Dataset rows

--- Begin ---

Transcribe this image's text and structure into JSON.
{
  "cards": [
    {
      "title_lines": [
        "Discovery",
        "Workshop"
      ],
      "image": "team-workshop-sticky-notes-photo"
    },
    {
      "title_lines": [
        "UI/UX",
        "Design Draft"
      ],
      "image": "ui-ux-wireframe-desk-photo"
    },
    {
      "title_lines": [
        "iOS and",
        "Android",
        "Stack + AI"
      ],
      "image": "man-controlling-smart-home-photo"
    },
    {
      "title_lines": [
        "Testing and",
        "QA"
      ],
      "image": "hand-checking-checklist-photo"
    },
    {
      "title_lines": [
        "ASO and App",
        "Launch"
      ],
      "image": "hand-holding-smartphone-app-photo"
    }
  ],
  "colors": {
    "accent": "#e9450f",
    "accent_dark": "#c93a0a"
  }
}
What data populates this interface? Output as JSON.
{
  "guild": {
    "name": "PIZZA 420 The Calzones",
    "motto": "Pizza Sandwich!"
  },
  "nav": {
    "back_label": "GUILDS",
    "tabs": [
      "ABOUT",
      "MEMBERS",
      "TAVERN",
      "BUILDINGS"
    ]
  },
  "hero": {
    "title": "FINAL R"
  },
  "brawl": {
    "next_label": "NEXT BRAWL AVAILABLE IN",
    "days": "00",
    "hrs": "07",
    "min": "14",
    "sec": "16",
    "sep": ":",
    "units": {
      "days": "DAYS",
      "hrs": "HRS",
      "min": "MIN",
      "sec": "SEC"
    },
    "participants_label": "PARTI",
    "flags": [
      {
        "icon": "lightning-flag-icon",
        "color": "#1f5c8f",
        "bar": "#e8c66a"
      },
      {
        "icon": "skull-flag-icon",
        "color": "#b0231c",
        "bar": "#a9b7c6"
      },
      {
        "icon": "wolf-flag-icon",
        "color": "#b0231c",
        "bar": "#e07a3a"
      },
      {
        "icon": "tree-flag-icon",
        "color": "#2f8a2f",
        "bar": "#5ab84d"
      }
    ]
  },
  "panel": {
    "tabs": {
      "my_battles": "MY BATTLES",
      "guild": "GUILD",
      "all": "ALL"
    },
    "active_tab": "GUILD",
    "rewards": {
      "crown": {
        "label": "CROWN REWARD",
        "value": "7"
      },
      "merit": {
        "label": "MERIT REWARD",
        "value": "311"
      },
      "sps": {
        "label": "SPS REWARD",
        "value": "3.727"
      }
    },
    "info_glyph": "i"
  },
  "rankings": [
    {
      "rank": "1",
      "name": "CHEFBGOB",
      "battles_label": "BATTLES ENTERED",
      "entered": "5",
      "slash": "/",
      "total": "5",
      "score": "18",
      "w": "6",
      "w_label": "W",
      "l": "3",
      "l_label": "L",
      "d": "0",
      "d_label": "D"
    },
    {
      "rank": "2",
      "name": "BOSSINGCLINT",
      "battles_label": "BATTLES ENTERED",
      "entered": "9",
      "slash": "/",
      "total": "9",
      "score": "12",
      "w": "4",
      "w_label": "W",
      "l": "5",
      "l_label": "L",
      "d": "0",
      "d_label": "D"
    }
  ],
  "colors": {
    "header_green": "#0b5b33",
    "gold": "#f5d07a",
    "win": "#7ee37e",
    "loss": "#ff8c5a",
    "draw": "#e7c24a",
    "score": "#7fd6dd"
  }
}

--- End ---

▸ **The request**
Return the listing above word for word.

▸ **Exercise response**
Transcribe this image's text and structure into JSON.
{
  "cards": [
    {
      "title_lines": [
        "Discovery",
        "Workshop"
      ],
      "image": "team-workshop-sticky-notes-photo"
    },
    {
      "title_lines": [
        "UI/UX",
        "Design Draft"
      ],
      "image": "ui-ux-wireframe-desk-photo"
    },
    {
      "title_lines": [
        "iOS and",
        "Android",
        "Stack + AI"
      ],
      "image": "man-controlling-smart-home-photo"
    },
    {
      "title_lines": [
        "Testing and",
        "QA"
      ],
      "image": "hand-checking-checklist-photo"
    },
    {
      "title_lines": [
        "ASO and App",
        "Launch"
      ],
      "image": "hand-holding-smartphone-app-photo"
    }
  ],
  "colors": {
    "accent": "#e9450f",
    "accent_dark": "#c93a0a"
  }
}
What data populates this interface? Output as JSON.
{
  "guild": {
    "name": "PIZZA 420 The Calzones",
    "motto": "Pizza Sandwich!"
  },
  "nav": {
    "back_label": "GUILDS",
    "tabs": [
      "ABOUT",
      "MEMBERS",
      "TAVERN",
      "BUILDINGS"
    ]
  },
  "hero": {
    "title": "FINAL R"
  },
  "brawl": {
    "next_label": "NEXT BRAWL AVAILABLE IN",
    "days": "00",
    "hrs": "07",
    "min": "14",
    "sec": "16",
    "sep": ":",
    "units": {
      "days": "DAYS",
      "hrs": "HRS",
      "min": "MIN",
      "sec": "SEC"
    },
    "participants_label": "PARTI",
    "flags": [
      {
        "icon": "lightning-flag-icon",
        "color": "#1f5c8f",
        "bar": "#e8c66a"
      },
      {
        "icon": "skull-flag-icon",
        "color": "#b0231c",
        "bar": "#a9b7c6"
      },
      {
        "icon": "wolf-flag-icon",
        "color": "#b0231c",
        "bar": "#e07a3a"
      },
      {
        "icon": "tree-flag-icon",
        "color": "#2f8a2f",
        "bar": "#5ab84d"
      }
    ]
  },
  "panel": {
    "tabs": {
      "my_battles": "MY BATTLES",
      "guild": "GUILD",
      "all": "ALL"
    },
    "active_tab": "GUILD",
    "rewards": {
      "crown": {
        "label": "CROWN REWARD",
        "value": "7"
      },
      "merit": {
        "label": "MERIT REWARD",
        "value": "311"
      },
      "sps": {
        "label": "SPS REWARD",
        "value": "3.727"
      }
    },
    "info_glyph": "i"
  },
  "rankings": [
    {
      "rank": "1",
      "name": "CHEFBGOB",
      "battles_label": "BATTLES ENTERED",
      "entered": "5",
      "slash": "/",
      "total": "5",
      "score": "18",
      "w": "6",
      "w_label": "W",
      "l": "3",
      "l_label": "L",
      "d": "0",
      "d_label": "D"
    },
    {
      "rank": "2",
      "name": "BOSSINGCLINT",
      "battles_label": "BATTLES ENTERED",
      "entered": "9",
      "slash": "/",
      "total": "9",
      "score": "12",
      "w": "4",
      "w_label": "W",
      "l": "5",
      "l_label": "L",
      "d": "0",
      "d_label": "D"
    }
  ],
  "colors": {
    "header_green": "#0b5b33",
    "gold": "#f5d07a",
    "win": "#7ee37e",
    "loss": "#ff8c5a",
    "draw": "#e7c24a",
    "score": "#7fd6dd"
  }
}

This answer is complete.